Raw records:
◇ ◇ ◇ ◇

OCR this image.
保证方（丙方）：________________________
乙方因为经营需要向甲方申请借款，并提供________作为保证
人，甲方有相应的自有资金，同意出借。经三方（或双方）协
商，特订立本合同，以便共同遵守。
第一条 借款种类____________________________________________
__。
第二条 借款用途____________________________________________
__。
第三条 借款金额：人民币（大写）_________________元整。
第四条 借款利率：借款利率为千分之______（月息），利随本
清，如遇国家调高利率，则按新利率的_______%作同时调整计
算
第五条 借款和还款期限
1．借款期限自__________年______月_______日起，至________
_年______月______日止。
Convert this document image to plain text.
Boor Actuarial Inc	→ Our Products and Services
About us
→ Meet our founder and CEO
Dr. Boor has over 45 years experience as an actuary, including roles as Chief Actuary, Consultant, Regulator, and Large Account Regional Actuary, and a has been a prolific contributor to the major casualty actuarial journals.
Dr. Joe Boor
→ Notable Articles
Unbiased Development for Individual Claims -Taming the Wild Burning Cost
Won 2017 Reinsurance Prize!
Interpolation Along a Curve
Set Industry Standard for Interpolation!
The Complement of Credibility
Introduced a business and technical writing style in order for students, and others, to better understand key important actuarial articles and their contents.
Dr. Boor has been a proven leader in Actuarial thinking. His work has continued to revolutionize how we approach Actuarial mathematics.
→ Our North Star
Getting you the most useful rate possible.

◇ ◇ ◇ ◇

Each line that contains the word "this" counts toward the total; give only that total.

2